With regards to medication use, elderly patients are particularly at risk due to polypharmacy and use of medications with successive taste interactions—including many common classes of drugs such as antibiotics, anti-neoplastic agents, neurologic agents and psychotropics, cardiac medications, and endocrine agents (Table 2).21,22 Head and neck malignancies, radiation, and head trauma are moderately common causes of taste dysfunction in the elderly, as are endocrine disorders such as diabetes mellitus, hypothyroidism, adrenal insufficiency, and Cushing’s syndrome.23 Several less common causes of taste dysfunction in older adults include gustatory auras from epilepsy or migraine disorders, and Sjogren’s syndrome (from reduced secretions that bathe taste buds and are necessary for function).24

Table 2.

Common medications causing taste dysfunction

Medication Class Specific Agent
Antibiotics Ampicillin, azithromycin, ciproflozacin, clarithromycin, ethambutol, metronidazole, quinolones, sulfamethoxazole, tetracycline, trimethoprim
Antifungals Griseofulvin, terbinafine
Antihistamines Chlorphenamine, loratadine, pseudoephedrine
Anti-inflammatory Beclometasone, budesonide, olchicine, dexamethasone, fluticasone priprionate, gold, penicillamine
Anti-neoplastic Cisplatin, carboplatin, cyclophosphamide, doxorubicin, fluorouracil, levamisole, methotrexate, tegafur, vincristine
Antivirals Acyclovir, amantadine, gancyclovir, interferon, oseltamivir, zalcitabine
Cardiac Amiodarone, amiloride, captopril, diltiazem, enalapril, hydrochlorothiazide, losartan, nifedipine, nitroglycerin, propagenone, propranolol, spironolocatone, statins
Endocrine Carbimazole, levothyroxine, pancrelipase, propylthiouracil, thiamazole
Neurologic Amphetamine, anticholinergics, baclofen, carbamazepine, dantrolene, dexamphetamine, dihydroergotamine mesilate, levodopa, methylphenidate, phenytoin, sumatriptan topiramate, zolpidem
Psychotropic Alprazolam, amitriptyline, buspirone, clomipramine, clozapine, desipramine, doxepin, flurazepam, imipramine, lithium, nicotine, nortriptyline

Salt Taste

Sodium is tightly regulated in humans in order to maintain narrow fluid and electrolyte concentration ranges that regulate cellular functionality. This precise sodium homeostasis is mediated through complex and interrelated mechanisms including neuroendocrine, genetic, psychological, and environmental pathways—of which salt taste is critically important. The primary mechanism for transduction of salt taste involves the passage of sodium ions through specific membrane ion channels in the apical region of the taste bud.25 Expression of these ion channels by taste receptor cells mediates salt appetite in response to varying levels of sodium.26 Salt appetite is a motivated behavioral response, triggered through the activation of neuroendocrine pathways, which makes salt taste more rewarding when serum sodium is low.27 The renin-angiotensin-aldosterone system (RAAS) has been implicated in inducing salt appetite via angiotensin II and aldosterone levels in both serum and brain that mediate gustatory changes in response to various sodium concentrations.28 This was demonstrated in Dahl rats using the angiotensin converting enzyme inhibitor captopril (which does not cross the blood brain barrier), in which administration of captopril halted conversion of angiotensin I to II within the systemic circulation but yielded increased angiotensin II within the brain; resulting in higher salt appetite.2830 In this respect, salt taste is unique—whereas sweet and umami are considered generally attractive tastes, and sour and bitter are generally unpleasant, salt taste can be transformed from attractive to unpleasant based on different levels of sodium concentration.31

The Hedonic Shift

I was at first at a great loss for salt; but custom soon reconciled the want of it; and I am confident that the frequent use of salt among us is an effect of luxury, and was first introduced only as a provocative to drink; except where it is necessary for preserving of flesh in long voyages, or in places remote from great markets. For we observe no animal to be fond of it but man: and as to myself, when I left this country, it was a great while before I could endure the taste of it in anything that I eat.

> RECORDS PROVIDED:
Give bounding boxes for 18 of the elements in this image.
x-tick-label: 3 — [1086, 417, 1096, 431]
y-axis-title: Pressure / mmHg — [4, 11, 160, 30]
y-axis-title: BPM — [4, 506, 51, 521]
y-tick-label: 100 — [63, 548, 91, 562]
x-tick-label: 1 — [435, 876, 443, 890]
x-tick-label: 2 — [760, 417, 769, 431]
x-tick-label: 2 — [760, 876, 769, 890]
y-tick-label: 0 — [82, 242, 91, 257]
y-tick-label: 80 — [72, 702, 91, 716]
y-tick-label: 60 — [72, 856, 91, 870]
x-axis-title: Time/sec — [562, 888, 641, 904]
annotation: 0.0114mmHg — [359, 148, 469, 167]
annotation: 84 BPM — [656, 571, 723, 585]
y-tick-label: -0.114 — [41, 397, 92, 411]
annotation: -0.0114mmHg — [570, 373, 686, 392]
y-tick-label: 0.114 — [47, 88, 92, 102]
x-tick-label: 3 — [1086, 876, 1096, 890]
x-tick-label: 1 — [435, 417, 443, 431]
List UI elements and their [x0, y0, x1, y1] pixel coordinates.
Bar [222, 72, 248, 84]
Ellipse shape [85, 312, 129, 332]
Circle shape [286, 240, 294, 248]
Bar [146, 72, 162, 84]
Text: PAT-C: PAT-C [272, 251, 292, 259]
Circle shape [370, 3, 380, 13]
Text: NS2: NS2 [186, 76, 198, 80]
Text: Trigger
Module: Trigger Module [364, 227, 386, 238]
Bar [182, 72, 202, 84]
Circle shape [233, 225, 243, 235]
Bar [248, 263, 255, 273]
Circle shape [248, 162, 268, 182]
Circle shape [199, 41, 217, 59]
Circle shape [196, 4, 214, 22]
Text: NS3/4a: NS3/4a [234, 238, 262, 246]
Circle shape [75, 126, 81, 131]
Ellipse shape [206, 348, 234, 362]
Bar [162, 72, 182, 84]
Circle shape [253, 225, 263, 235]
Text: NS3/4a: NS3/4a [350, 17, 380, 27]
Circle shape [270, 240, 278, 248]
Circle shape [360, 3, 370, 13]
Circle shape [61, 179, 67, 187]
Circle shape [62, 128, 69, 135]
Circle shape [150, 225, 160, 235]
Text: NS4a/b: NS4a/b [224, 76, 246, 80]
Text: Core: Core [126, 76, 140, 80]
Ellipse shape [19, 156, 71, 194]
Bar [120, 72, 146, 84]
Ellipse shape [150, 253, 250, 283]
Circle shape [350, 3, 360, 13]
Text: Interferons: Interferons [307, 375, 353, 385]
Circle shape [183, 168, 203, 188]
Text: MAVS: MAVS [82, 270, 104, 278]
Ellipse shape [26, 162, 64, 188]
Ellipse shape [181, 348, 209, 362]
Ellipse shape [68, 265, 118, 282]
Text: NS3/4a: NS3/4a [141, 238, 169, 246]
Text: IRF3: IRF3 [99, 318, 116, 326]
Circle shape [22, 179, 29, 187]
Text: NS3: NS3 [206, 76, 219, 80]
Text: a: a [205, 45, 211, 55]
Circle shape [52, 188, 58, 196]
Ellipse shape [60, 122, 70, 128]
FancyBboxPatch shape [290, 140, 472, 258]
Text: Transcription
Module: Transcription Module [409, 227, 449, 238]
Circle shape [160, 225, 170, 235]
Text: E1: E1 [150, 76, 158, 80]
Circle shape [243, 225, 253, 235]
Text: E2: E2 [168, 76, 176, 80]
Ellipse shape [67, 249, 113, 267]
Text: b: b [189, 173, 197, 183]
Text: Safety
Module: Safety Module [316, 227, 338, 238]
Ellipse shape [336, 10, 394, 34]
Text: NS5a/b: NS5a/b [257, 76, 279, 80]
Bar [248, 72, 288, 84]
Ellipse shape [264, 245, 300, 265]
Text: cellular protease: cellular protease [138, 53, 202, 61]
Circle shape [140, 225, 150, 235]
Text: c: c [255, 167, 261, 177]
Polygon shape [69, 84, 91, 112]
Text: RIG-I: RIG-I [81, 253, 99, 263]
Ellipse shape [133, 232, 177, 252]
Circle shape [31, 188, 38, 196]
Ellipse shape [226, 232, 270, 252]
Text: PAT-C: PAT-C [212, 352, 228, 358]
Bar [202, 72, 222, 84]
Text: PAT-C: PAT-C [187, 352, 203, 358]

> TASKS TO CARRY OUT:
a - In the text on taste and aging, which system has been implicated in inducing salt appetite?
b - Could you extend the text on taste and aging, starting after its final sentence?

> RESPONSES BY TASK:
a - The renin-angiotensin-aldosterone system (RAAS)

b -
Gulliver’s Travels, 1726

When dietary sodium restriction alters an individual’s salt taste affinity, the result is an increased acceptance of low-sodium foods. This concept, known as the “Hedonic Shift,” has been observed for centuries, as in Jonathan Swift’s Gulliver’s Travels in which the effect of reduced dietary salt on desire and subsequent tolerance for salt taste is described.32 The scientific community began studying salt restriction more formally in the early 20th century after several early investigations hypothesized that excessive sodium chloride intake played a prominent role in the cause of essential HTN.3336 Once these observations were confirmed in the 1950s and 1960s,37,38 numerous researchers began examining the trigger for excessive sodium intake—and subsequently showed that alterations in taste acuity may play a role.39,40 These key findings paved the way for several landmark studies of salt taste, demonstrating that hypertensive patients had a greater taste affinity for salt than did normotensive individuals.41

Measuring salt taste characteristics

In the decades that followed, research shifted its focus to understanding and measuring the characteristics of salt taste—including sensitivity, preference, and appetite (Table 3).42 The general term ‘salt affinity’ has since been used to describe an individual’s overall attraction to ingesting salty foods that encompasses the combination of each of these individual salt taste characteristics.

Table 3.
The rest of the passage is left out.